> _Required task_: Every record must be written out once more, with nothing added or omitted.

——————————

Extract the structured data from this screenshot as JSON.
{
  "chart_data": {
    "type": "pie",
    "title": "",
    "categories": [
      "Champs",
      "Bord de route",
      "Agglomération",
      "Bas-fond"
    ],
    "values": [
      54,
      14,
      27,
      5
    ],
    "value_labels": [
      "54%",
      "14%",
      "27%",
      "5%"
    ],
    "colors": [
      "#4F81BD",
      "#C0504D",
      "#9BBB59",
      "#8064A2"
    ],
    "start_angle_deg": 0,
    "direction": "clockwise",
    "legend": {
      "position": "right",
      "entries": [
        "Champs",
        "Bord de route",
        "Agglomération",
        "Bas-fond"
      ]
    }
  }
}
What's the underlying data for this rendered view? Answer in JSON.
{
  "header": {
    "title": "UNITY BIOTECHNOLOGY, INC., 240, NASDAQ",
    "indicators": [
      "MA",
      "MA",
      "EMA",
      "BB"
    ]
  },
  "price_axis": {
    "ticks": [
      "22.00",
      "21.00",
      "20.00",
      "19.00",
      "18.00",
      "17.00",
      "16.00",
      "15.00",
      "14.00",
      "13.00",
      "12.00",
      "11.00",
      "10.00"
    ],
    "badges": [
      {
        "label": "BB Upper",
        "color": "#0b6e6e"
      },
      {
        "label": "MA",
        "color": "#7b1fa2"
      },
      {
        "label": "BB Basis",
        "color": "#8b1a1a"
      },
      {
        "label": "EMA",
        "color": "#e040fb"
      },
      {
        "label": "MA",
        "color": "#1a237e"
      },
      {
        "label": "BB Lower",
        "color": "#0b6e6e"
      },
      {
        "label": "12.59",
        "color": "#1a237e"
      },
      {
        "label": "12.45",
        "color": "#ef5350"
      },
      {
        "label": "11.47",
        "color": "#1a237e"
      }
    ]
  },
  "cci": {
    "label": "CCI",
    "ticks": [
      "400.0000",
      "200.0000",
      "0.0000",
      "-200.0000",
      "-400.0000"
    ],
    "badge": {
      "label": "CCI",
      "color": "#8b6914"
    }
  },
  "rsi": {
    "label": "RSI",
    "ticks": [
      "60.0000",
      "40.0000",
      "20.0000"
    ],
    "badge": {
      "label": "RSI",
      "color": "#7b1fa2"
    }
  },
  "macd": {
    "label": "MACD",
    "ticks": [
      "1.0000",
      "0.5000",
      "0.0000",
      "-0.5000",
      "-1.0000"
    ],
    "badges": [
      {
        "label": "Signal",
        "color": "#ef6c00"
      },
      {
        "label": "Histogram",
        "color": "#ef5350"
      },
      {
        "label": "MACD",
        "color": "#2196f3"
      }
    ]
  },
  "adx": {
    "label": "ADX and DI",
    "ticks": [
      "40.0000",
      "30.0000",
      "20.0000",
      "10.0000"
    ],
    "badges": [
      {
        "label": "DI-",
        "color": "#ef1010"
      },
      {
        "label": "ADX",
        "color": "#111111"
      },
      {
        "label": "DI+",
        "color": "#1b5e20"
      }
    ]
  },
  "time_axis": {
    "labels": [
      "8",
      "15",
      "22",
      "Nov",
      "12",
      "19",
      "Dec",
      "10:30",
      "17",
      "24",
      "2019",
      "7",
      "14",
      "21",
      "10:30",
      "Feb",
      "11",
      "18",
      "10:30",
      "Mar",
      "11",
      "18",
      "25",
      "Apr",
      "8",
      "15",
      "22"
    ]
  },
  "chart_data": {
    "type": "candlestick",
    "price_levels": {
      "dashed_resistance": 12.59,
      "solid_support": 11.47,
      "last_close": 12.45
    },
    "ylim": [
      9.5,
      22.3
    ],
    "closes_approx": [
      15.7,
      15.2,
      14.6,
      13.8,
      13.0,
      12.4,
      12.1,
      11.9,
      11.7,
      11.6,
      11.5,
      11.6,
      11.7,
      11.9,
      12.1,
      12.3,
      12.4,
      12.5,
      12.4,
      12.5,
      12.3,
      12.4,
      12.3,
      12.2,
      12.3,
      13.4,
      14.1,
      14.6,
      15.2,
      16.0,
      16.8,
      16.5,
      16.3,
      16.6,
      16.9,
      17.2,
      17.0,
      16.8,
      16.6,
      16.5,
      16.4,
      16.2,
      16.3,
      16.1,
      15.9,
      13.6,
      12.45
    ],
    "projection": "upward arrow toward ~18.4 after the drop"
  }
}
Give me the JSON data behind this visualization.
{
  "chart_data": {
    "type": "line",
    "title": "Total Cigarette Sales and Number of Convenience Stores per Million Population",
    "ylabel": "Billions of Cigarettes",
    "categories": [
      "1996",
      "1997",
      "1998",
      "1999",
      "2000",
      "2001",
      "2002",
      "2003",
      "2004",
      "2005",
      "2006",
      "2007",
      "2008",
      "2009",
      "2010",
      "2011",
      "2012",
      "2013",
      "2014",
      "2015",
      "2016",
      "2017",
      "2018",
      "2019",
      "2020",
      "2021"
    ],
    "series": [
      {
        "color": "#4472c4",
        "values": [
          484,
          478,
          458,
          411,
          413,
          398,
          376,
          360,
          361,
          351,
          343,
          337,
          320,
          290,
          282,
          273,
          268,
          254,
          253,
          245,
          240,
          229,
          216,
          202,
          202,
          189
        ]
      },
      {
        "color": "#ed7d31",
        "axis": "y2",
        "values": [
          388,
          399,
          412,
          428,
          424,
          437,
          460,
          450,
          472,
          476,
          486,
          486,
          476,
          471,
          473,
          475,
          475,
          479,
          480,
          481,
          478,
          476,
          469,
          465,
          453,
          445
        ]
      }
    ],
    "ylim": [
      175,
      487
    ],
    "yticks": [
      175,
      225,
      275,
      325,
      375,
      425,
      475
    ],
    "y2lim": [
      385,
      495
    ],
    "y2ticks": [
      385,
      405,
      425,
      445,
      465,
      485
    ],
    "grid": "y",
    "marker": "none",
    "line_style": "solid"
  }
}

——————————

> _Reply to the exercise_:
Extract the structured data from this screenshot as JSON.
{
  "chart_data": {
    "type": "pie",
    "title": "",
    "categories": [
      "Champs",
      "Bord de route",
      "Agglomération",
      "Bas-fond"
    ],
    "values": [
      54,
      14,
      27,
      5
    ],
    "value_labels": [
      "54%",
      "14%",
      "27%",
      "5%"
    ],
    "colors": [
      "#4F81BD",
      "#C0504D",
      "#9BBB59",
      "#8064A2"
    ],
    "start_angle_deg": 0,
    "direction": "clockwise",
    "legend": {
      "position": "right",
      "entries": [
        "Champs",
        "Bord de route",
        "Agglomération",
        "Bas-fond"
      ]
    }
  }
}
What's the underlying data for this rendered view? Answer in JSON.
{
  "header": {
    "title": "UNITY BIOTECHNOLOGY, INC., 240, NASDAQ",
    "indicators": [
      "MA",
      "MA",
      "EMA",
      "BB"
    ]
  },
  "price_axis": {
    "ticks": [
      "22.00",
      "21.00",
      "20.00",
      "19.00",
      "18.00",
      "17.00",
      "16.00",
      "15.00",
      "14.00",
      "13.00",
      "12.00",
      "11.00",
      "10.00"
    ],
    "badges": [
      {
        "label": "BB Upper",
        "color": "#0b6e6e"
      },
      {
        "label": "MA",
        "color": "#7b1fa2"
      },
      {
        "label": "BB Basis",
        "color": "#8b1a1a"
      },
      {
        "label": "EMA",
        "color": "#e040fb"
      },
      {
        "label": "MA",
        "color": "#1a237e"
      },
      {
        "label": "BB Lower",
        "color": "#0b6e6e"
      },
      {
        "label": "12.59",
        "color": "#1a237e"
      },
      {
        "label": "12.45",
        "color": "#ef5350"
      },
      {
        "label": "11.47",
        "color": "#1a237e"
      }
    ]
  },
  "cci": {
    "label": "CCI",
    "ticks": [
      "400.0000",
      "200.0000",
      "0.0000",
      "-200.0000",
      "-400.0000"
    ],
    "badge": {
      "label": "CCI",
      "color": "#8b6914"
    }
  },
  "rsi": {
    "label": "RSI",
    "ticks": [
      "60.0000",
      "40.0000",
      "20.0000"
    ],
    "badge": {
      "label": "RSI",
      "color": "#7b1fa2"
    }
  },
  "macd": {
    "label": "MACD",
    "ticks": [
      "1.0000",
      "0.5000",
      "0.0000",
      "-0.5000",
      "-1.0000"
    ],
    "badges": [
      {
        "label": "Signal",
        "color": "#ef6c00"
      },
      {
        "label": "Histogram",
        "color": "#ef5350"
      },
      {
        "label": "MACD",
        "color": "#2196f3"
      }
    ]
  },
  "adx": {
    "label": "ADX and DI",
    "ticks": [
      "40.0000",
      "30.0000",
      "20.0000",
      "10.0000"
    ],
    "badges": [
      {
        "label": "DI-",
        "color": "#ef1010"
      },
      {
        "label": "ADX",
        "color": "#111111"
      },
      {
        "label": "DI+",
        "color": "#1b5e20"
      }
    ]
  },
  "time_axis": {
    "labels": [
      "8",
      "15",
      "22",
      "Nov",
      "12",
      "19",
      "Dec",
      "10:30",
      "17",
      "24",
      "2019",
      "7",
      "14",
      "21",
      "10:30",
      "Feb",
      "11",
      "18",
      "10:30",
      "Mar",
      "11",
      "18",
      "25",
      "Apr",
      "8",
      "15",
      "22"
    ]
  },
  "chart_data": {
    "type": "candlestick",
    "price_levels": {
      "dashed_resistance": 12.59,
      "solid_support": 11.47,
      "last_close": 12.45
    },
    "ylim": [
      9.5,
      22.3
    ],
    "closes_approx": [
      15.7,
      15.2,
      14.6,
      13.8,
      13.0,
      12.4,
      12.1,
      11.9,
      11.7,
      11.6,
      11.5,
      11.6,
      11.7,
      11.9,
      12.1,
      12.3,
      12.4,
      12.5,
      12.4,
      12.5,
      12.3,
      12.4,
      12.3,
      12.2,
      12.3,
      13.4,
      14.1,
      14.6,
      15.2,
      16.0,
      16.8,
      16.5,
      16.3,
      16.6,
      16.9,
      17.2,
      17.0,
      16.8,
      16.6,
      16.5,
      16.4,
      16.2,
      16.3,
      16.1,
      15.9,
      13.6,
      12.45
    ],
    "projection": "upward arrow toward ~18.4 after the drop"
  }
}
Give me the JSON data behind this visualization.
{
  "chart_data": {
    "type": "line",
    "title": "Total Cigarette Sales and Number of Convenience Stores per Million Population",
    "ylabel": "Billions of Cigarettes",
    "categories": [
      "1996",
      "1997",
      "1998",
      "1999",
      "2000",
      "2001",
      "2002",
      "2003",
      "2004",
      "2005",
      "2006",
      "2007",
      "2008",
      "2009",
      "2010",
      "2011",
      "2012",
      "2013",
      "2014",
      "2015",
      "2016",
      "2017",
      "2018",
      "2019",
      "2020",
      "2021"
    ],
    "series": [
      {
        "color": "#4472c4",
        "values": [
          484,
          478,
          458,
          411,
          413,
          398,
          376,
          360,
          361,
          351,
          343,
          337,
          320,
          290,
          282,
          273,
          268,
          254,
          253,
          245,
          240,
          229,
          216,
          202,
          202,
          189
        ]
      },
      {
        "color": "#ed7d31",
        "axis": "y2",
        "values": [
          388,
          399,
          412,
          428,
          424,
          437,
          460,
          450,
          472,
          476,
          486,
          486,
          476,
          471,
          473,
          475,
          475,
          479,
          480,
          481,
          478,
          476,
          469,
          465,
          453,
          445
        ]
      }
    ],
    "ylim": [
      175,
      487
    ],
    "yticks": [
      175,
      225,
      275,
      325,
      375,
      425,
      475
    ],
    "y2lim": [
      385,
      495
    ],
    "y2ticks": [
      385,
      405,
      425,
      445,
      465,
      485
    ],
    "grid": "y",
    "marker": "none",
    "line_style": "solid"
  }
}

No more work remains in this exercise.